WORK REQUIRED | Return all of the data exactly as written, without the pictures.
--
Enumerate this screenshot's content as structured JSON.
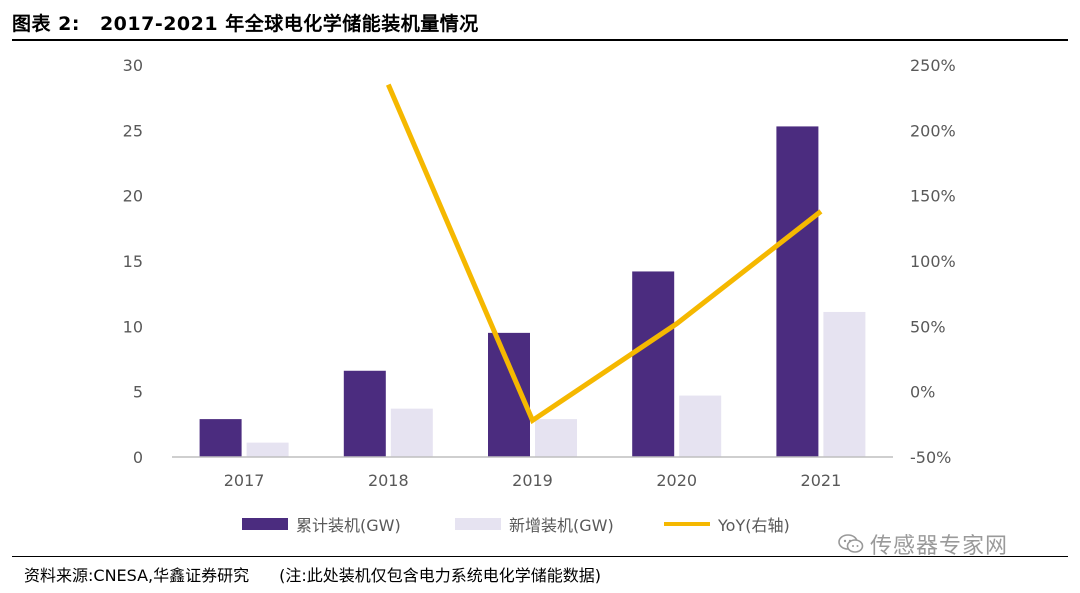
{
  "header": {
    "fig_label": "图表 2:",
    "title": "2017-2021 年全球电化学储能装机量情况"
  },
  "source": {
    "label": "资料来源:CNESA,华鑫证券研究",
    "note": "(注:此处装机仅包含电力系统电化学储能数据)"
  },
  "watermark": {
    "text": "传感器专家网",
    "icon": "wechat-icon"
  },
  "colors": {
    "cumulative": "#4B2C7F",
    "added": "#E6E3F1",
    "yoy": "#F5B800",
    "axis": "#BFBFBF",
    "tick": "#595959"
  },
  "chart_data": {
    "type": "bar",
    "title": "2017-2021 年全球电化学储能装机量情况",
    "categories": [
      "2017",
      "2018",
      "2019",
      "2020",
      "2021"
    ],
    "series": [
      {
        "name": "累计装机(GW)",
        "type": "bar",
        "axis": "left",
        "values": [
          2.9,
          6.6,
          9.5,
          14.2,
          25.3
        ]
      },
      {
        "name": "新增装机(GW)",
        "type": "bar",
        "axis": "left",
        "values": [
          1.1,
          3.7,
          2.9,
          4.7,
          11.1
        ]
      },
      {
        "name": "YoY(右轴)",
        "type": "line",
        "axis": "right",
        "values": [
          null,
          235,
          -22,
          52,
          138
        ]
      }
    ],
    "left_axis": {
      "min": 0,
      "max": 30,
      "ticks": [
        "0",
        "5",
        "10",
        "15",
        "20",
        "25",
        "30"
      ]
    },
    "right_axis": {
      "min": -50,
      "max": 250,
      "ticks": [
        "-50%",
        "0%",
        "50%",
        "100%",
        "150%",
        "200%",
        "250%"
      ]
    },
    "grid": false,
    "legend_position": "bottom"
  }
}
--
OUTPUT FOR THIS TASK |
Enumerate this screenshot's content as structured JSON.
{
  "header": {
    "fig_label": "图表 2:",
    "title": "2017-2021 年全球电化学储能装机量情况"
  },
  "source": {
    "label": "资料来源:CNESA,华鑫证券研究",
    "note": "(注:此处装机仅包含电力系统电化学储能数据)"
  },
  "watermark": {
    "text": "传感器专家网",
    "icon": "wechat-icon"
  },
  "colors": {
    "cumulative": "#4B2C7F",
    "added": "#E6E3F1",
    "yoy": "#F5B800",
    "axis": "#BFBFBF",
    "tick": "#595959"
  },
  "chart_data": {
    "type": "bar",
    "title": "2017-2021 年全球电化学储能装机量情况",
    "categories": [
      "2017",
      "2018",
      "2019",
      "2020",
      "2021"
    ],
    "series": [
      {
        "name": "累计装机(GW)",
        "type": "bar",
        "axis": "left",
        "values": [
          2.9,
          6.6,
          9.5,
          14.2,
          25.3
        ]
      },
      {
        "name": "新增装机(GW)",
        "type": "bar",
        "axis": "left",
        "values": [
          1.1,
          3.7,
          2.9,
          4.7,
          11.1
        ]
      },
      {
        "name": "YoY(右轴)",
        "type": "line",
        "axis": "right",
        "values": [
          null,
          235,
          -22,
          52,
          138
        ]
      }
    ],
    "left_axis": {
      "min": 0,
      "max": 30,
      "ticks": [
        "0",
        "5",
        "10",
        "15",
        "20",
        "25",
        "30"
      ]
    },
    "right_axis": {
      "min": -50,
      "max": 250,
      "ticks": [
        "-50%",
        "0%",
        "50%",
        "100%",
        "150%",
        "200%",
        "250%"
      ]
    },
    "grid": false,
    "legend_position": "bottom"
  }
}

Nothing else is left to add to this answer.